### Metin
((
Metallica, Iron Maiden, Judas Priest, Lynyrd Skynyrd ve Dream Theater. Hepsi onlardan etkilendi. İngiliz rock efsanesi Wishbone Ash, yarın akşam AKM'de müzikseverlerle buluşuyor. Öncesinde de grubun solisti Andy Powell sorularımızı yanıtladı.

Melodik ve enerjik. Onların sesini tanımlamak için kullanılacak iki kelime bu olsa gerek. 1969 yılında Martin Turner, Andy Powell ve Steve Upton tarafından kurulan Wishbone Ash, o tarihten bu yana müzikal yolculuğunu sürdürüyor. 1970’lerde altın çağını yaşayan ve kendisinden sonra gelen pek çok grubu etkileyen İngiliz topluluk 1980’li yıllarda da çalışmalarını sürdürdü.

Metallica, Thin Lizzy, Judas Priest, Iron Maiden, Lynyrd Skynyrd ve Dream Theater gibi toplulukları etkileyen Wishbone Ash, 1990 ve 2000’lerde de klasik seslerini koruyarak çalışmalarını bugünlere kadar taşımayı başardı. Bugüne kadar 25 stüdyo albüm, 11 d konser albümü yayınlayan topluluk üretkenliğinden hiçbir şey kaybetmedi. Grup son olarak 2021’de ‘From California to Kawasaki’ adını taşıyan albümlerini yayınlamıştı. Geçen yıl başkent Ankara’daki CSO Ada Ankara’da sahne alan İngiliz topluluğun bu seferki rotası İstanbul. Yarın akşam AKM’de konser verecek grubun solisti Andy Powell ile konser öncesi konuşma fırsatı bulduk.
))
### Kayıtlardan alıntılar
((
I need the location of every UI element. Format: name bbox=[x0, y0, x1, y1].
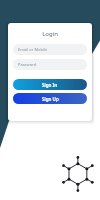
other: Molecule graphic bbox=[0, 0, 100, 200]
button[interactable]: Sign Up bbox=[13, 93, 87, 104]
staticText: Sign In bbox=[42, 82, 58, 88]
staticText: Password bbox=[18, 62, 37, 67]
staticText: Sign Up bbox=[42, 96, 59, 102]
button[interactable]: Password bbox=[13, 59, 87, 70]
button[interactable]: Email or Mobile bbox=[13, 44, 87, 55]
button[interactable]: Sign In bbox=[13, 79, 87, 90]
staticText: Login bbox=[8, 30, 92, 38]
staticText: Email or Mobile bbox=[18, 47, 48, 52]
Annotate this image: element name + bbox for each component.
))
### Yapılacak iş
Wishbone Ash hakkındaki metinde "Metallica, Thin Lizzy, Judas" sözleriyle başlayıp "konuşma fırsatı bulduk." sözlerine kadar süren bölümü, "Thin Lizzy" ifadesini "UFO" olarak değiştirip yeniden yaz.

### Görevin çözümü
Metallica, UFO, Judas Priest, Iron Maiden, Lynyrd Skynyrd ve Dream Theater gibi toplulukları etkileyen Wishbone Ash, 1990 ve 2000’lerde de klasik seslerini koruyarak çalışmalarını bugünlere kadar taşımayı başardı. Bugüne kadar 25 stüdyo albüm, 11 d konser albümü yayınlayan topluluk üretkenliğinden hiçbir şey kaybetmedi. Grup son olarak 2021’de ‘From California to Kawasaki’ adını taşıyan albümlerini yayınlamıştı. Geçen yıl başkent Ankara’daki CSO Ada Ankara’da sahne alan İngiliz topluluğun bu seferki rotası İstanbul. Yarın akşam AKM’de konser verecek grubun solisti Andy Powell ile konser öncesi konuşma fırsatı bulduk.